======== Recorded data ========

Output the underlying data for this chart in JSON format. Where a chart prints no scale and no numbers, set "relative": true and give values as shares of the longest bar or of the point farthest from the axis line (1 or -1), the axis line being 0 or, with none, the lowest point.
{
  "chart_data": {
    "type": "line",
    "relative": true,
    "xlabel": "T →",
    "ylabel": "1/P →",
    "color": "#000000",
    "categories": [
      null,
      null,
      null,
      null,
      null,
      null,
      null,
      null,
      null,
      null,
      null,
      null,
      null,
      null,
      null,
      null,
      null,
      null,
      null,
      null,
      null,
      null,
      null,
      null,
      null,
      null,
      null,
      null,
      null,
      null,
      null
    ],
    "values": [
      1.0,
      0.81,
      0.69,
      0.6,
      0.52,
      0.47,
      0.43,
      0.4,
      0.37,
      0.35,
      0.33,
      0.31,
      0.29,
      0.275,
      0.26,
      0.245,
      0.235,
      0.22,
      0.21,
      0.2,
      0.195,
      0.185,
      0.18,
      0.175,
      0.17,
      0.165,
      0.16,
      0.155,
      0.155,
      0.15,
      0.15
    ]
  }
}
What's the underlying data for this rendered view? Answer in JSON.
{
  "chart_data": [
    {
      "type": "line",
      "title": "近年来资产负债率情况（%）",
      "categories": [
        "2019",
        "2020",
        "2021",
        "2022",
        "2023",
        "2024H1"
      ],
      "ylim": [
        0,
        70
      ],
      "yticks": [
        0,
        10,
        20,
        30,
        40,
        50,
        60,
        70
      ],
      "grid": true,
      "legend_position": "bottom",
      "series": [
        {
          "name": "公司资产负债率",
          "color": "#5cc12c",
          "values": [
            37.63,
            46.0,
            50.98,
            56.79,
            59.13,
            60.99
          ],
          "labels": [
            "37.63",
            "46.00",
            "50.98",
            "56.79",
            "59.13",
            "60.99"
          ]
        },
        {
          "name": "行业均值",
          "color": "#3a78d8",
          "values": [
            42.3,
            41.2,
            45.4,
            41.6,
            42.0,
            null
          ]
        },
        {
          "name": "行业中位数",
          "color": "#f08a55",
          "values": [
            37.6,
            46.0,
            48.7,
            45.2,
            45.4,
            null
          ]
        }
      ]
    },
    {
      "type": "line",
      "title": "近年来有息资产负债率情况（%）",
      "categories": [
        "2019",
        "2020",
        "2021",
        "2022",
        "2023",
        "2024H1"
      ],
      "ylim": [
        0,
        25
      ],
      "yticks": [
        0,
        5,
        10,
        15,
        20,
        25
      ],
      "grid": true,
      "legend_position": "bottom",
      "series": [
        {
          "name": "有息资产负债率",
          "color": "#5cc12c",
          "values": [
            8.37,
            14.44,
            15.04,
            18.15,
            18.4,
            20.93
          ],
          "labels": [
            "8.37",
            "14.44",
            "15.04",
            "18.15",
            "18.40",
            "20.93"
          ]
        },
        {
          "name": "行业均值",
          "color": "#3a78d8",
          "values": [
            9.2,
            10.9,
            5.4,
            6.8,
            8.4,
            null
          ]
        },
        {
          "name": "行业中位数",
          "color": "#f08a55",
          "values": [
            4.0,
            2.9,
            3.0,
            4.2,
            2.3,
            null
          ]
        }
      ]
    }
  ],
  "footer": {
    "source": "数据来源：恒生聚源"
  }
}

========

**Work required**: Going through the entries above line by line, work out how many lines include the word "underlying". Only the number is required.

**Answer below**: 2